SOURCE TEXT =>
>> Begin

What's not mentioned in this summary are the show tunes which pepper the movie, with titles like 'Choo choo, ch'boogie' and 'Shook Out of Shape,' and a number of dance routines featuring lines of girls who've been given seemingly little or no rehearsal time. Truly the first monster musical, this is a freewheeling movie with more than a hint of being made up on the spot - and that's not a criticism; Steckler was proud of this approach to filmmaking. The exteriors were filmed at the Pike amusement park in Long Beach, California, tapping in to Steckler's fairground past, whereas the interiors were shot on sets built in an abandoned Masonic temple in Glendale, California (used the same year to shoot Vic Savage's
The Creeping Terror). Steckler apparently fended off union intervention by shooting on an upper floor of the building and putting up fake signs that the lifts were out of order - nifty!

>> End

PROVIDED RECORDS =>
>> Begin

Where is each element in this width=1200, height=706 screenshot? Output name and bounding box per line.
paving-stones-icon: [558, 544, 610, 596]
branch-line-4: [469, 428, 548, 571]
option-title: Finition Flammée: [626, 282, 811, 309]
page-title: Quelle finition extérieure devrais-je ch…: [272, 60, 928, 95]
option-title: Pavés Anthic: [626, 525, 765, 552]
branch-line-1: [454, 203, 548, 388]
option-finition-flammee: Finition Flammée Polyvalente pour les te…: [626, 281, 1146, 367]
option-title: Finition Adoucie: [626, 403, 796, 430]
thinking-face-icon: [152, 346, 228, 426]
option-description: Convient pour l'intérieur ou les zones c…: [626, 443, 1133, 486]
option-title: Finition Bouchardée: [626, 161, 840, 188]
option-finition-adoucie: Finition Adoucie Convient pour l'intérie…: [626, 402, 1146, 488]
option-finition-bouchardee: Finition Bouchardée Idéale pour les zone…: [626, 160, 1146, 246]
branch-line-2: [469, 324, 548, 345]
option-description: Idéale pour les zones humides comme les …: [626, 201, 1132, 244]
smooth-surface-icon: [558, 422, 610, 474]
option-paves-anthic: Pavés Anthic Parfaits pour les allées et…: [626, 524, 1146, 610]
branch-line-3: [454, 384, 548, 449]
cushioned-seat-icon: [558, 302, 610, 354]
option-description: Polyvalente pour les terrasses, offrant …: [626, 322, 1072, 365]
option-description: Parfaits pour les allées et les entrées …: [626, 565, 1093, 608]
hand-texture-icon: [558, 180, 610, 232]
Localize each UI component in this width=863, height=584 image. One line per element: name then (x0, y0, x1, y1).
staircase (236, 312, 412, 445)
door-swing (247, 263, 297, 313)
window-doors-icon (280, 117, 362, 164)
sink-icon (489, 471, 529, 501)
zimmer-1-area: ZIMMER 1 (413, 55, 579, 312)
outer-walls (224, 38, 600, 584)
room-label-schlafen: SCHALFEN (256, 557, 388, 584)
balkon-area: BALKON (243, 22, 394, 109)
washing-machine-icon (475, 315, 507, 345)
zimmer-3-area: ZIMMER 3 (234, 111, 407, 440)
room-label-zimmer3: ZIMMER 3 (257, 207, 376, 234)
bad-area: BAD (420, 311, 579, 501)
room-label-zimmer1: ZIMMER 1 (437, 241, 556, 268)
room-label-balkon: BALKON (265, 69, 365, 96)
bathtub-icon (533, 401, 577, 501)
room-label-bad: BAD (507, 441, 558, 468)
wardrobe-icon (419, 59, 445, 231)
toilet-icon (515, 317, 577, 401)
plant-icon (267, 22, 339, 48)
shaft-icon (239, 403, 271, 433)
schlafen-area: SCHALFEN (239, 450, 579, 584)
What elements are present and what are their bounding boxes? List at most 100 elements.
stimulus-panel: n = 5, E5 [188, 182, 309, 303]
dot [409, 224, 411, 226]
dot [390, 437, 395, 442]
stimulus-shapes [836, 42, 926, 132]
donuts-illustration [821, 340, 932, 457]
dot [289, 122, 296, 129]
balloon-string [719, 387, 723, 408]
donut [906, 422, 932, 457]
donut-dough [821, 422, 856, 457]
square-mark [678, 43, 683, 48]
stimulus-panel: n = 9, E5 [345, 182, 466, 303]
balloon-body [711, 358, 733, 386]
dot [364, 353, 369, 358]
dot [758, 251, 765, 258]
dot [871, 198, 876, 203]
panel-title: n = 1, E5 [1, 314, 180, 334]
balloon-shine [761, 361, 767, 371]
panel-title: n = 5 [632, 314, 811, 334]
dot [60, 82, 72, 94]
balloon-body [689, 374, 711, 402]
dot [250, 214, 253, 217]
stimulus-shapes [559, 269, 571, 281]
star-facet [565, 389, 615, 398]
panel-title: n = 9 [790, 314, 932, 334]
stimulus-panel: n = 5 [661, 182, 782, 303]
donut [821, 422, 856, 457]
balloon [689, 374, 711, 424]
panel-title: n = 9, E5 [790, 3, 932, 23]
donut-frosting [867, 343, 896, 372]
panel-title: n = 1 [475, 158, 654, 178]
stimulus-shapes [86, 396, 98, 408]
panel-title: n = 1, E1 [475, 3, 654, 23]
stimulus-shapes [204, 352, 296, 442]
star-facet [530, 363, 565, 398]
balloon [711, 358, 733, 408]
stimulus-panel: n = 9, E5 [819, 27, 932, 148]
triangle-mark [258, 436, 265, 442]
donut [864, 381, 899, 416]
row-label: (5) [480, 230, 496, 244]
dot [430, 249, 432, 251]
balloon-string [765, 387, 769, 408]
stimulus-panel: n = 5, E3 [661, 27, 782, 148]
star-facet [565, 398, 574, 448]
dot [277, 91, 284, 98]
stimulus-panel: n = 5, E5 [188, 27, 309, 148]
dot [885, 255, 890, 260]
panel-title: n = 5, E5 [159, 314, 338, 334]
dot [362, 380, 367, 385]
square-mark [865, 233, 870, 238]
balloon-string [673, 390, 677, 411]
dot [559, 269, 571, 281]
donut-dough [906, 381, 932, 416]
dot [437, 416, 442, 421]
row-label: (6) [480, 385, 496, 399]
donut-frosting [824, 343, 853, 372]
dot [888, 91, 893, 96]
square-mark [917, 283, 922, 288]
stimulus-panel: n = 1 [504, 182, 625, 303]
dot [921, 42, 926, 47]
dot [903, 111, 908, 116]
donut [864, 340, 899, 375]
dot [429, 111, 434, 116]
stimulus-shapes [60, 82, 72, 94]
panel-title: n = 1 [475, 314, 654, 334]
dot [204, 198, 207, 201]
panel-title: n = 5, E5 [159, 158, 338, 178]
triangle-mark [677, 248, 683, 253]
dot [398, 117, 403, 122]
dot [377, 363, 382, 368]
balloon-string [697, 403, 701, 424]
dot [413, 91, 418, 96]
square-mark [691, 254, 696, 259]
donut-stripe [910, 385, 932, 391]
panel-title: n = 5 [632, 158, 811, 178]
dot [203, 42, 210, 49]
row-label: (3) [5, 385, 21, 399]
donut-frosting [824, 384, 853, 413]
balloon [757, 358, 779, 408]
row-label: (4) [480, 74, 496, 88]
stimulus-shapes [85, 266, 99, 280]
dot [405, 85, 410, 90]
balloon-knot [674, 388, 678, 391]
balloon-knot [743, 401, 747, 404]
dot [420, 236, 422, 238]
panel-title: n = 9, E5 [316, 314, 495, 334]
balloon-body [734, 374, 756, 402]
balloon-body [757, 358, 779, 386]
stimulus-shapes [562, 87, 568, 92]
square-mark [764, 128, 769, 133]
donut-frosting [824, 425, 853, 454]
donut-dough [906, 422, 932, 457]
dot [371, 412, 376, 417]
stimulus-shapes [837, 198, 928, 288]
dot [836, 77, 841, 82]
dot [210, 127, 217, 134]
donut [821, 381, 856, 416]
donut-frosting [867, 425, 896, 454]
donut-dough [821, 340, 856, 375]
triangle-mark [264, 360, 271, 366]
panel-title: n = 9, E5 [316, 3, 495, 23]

>> End
>> Begin

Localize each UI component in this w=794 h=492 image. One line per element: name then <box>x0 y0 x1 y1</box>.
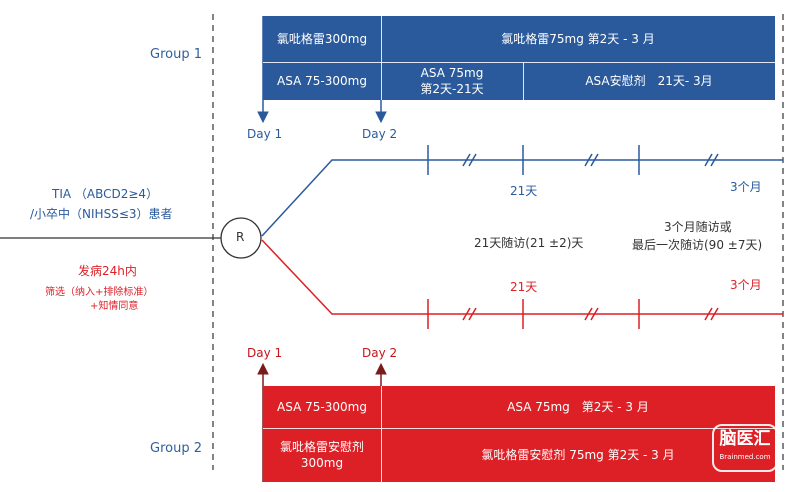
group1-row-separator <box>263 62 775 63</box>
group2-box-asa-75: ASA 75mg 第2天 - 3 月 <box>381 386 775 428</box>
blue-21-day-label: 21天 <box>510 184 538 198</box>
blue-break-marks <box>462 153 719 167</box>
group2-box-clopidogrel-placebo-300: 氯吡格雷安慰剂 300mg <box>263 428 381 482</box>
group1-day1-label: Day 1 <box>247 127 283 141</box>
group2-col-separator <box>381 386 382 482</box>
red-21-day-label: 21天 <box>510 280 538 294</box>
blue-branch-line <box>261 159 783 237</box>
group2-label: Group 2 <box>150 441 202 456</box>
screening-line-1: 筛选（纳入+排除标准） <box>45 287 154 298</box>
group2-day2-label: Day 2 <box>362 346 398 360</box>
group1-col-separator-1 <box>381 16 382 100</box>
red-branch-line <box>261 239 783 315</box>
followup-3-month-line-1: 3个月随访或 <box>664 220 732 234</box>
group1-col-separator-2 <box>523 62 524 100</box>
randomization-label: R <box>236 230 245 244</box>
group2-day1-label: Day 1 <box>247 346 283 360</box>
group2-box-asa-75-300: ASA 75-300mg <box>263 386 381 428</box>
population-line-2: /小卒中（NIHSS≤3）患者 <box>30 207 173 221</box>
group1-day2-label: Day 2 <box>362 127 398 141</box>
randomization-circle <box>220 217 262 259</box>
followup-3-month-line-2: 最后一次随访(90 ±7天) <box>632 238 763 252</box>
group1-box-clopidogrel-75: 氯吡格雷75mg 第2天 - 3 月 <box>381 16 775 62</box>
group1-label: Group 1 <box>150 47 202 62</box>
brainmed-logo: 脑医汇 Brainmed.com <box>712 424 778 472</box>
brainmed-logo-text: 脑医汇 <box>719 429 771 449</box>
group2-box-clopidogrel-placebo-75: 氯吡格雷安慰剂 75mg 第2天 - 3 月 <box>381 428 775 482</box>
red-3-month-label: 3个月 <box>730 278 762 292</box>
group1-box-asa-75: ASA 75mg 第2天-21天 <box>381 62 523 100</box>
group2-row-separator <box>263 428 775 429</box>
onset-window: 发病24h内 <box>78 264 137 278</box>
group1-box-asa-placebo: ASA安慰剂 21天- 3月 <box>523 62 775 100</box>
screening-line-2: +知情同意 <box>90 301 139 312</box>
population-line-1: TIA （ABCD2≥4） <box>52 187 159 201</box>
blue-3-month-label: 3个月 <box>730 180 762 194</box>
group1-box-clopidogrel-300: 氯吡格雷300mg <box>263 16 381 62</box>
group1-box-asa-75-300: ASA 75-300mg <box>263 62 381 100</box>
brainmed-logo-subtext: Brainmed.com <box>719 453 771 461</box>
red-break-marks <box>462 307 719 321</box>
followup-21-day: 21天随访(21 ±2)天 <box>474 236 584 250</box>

>> End
>> Begin

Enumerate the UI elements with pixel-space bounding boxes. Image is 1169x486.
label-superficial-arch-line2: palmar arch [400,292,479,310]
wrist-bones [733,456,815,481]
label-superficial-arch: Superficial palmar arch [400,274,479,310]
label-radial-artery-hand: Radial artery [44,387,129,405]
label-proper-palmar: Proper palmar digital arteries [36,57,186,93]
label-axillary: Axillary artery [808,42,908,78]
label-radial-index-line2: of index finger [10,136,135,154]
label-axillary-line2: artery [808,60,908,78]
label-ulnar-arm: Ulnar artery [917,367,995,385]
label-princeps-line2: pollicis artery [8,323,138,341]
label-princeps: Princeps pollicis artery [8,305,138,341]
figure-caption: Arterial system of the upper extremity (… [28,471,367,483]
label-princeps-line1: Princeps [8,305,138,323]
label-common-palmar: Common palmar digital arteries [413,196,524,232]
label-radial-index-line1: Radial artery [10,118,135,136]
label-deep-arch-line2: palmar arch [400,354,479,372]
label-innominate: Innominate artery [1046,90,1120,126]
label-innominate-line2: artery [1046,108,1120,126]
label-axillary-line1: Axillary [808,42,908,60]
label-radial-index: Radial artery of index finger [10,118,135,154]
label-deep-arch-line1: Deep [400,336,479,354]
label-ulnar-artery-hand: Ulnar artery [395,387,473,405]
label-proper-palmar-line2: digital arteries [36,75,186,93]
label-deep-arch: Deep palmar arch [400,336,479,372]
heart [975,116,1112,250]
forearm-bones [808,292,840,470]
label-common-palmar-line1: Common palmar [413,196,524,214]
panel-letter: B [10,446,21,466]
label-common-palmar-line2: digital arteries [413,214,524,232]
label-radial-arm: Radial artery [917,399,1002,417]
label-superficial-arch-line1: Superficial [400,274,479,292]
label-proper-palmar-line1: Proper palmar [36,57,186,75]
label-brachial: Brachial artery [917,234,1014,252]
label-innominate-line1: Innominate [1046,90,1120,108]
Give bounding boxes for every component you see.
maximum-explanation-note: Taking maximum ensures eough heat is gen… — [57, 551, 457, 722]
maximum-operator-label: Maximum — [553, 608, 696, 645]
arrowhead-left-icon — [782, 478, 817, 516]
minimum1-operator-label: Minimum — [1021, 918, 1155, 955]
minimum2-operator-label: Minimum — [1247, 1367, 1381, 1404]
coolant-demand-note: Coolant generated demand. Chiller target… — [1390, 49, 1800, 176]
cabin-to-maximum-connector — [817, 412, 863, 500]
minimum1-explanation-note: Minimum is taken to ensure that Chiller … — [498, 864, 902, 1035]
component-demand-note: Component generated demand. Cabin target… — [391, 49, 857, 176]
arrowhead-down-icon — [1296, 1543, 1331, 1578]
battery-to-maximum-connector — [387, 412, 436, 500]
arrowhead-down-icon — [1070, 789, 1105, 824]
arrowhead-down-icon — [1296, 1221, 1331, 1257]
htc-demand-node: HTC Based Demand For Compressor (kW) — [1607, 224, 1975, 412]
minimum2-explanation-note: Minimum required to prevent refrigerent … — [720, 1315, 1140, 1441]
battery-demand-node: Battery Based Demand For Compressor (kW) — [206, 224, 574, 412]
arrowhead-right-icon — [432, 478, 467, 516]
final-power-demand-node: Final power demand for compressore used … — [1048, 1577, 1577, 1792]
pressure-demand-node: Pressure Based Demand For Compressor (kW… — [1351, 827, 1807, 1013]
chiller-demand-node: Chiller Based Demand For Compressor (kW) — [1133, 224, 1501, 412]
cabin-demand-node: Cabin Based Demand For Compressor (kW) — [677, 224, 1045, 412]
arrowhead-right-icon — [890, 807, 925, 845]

>> End

STATED TASK => Write the next few sentences of the passage about Steckler's monster musical, picking up after its final line.

RESPONSE =>
The movie was released by Fairway-International Pictures, which gave Arch the ability to sneak the flick onto the lower half of a double bill, with one of his own films as the A picture (maybe
The Nasty Rabbit?). Steckler subsequently bought back the distribution rights and cued the movie up with Coleman Francis's 1961 Tor Johnson vehicle
The Beast of Yucca Flats (Francis would later turn up in some of Ray's features). He maximised the shelf life of
Incredibly Strange Creatures... by re-titling the film several times for re-release, including
Diabolical Dr Voodoo,
The Teenage Psycho Meets Bloody Mary, and
The Incredibly Mixed-up Zombie. Steckler also advertised the movie in a number of different viewing formats, taking a leaf out of William Castle's huckster manual. According to Steckler, his film was shot in in “Bloody-Vision,” “Terrorama” and “Hallucinogenic Hypnovision,” the latter of which involved Steckler and his team running out into venues wearing monster masks. Whew!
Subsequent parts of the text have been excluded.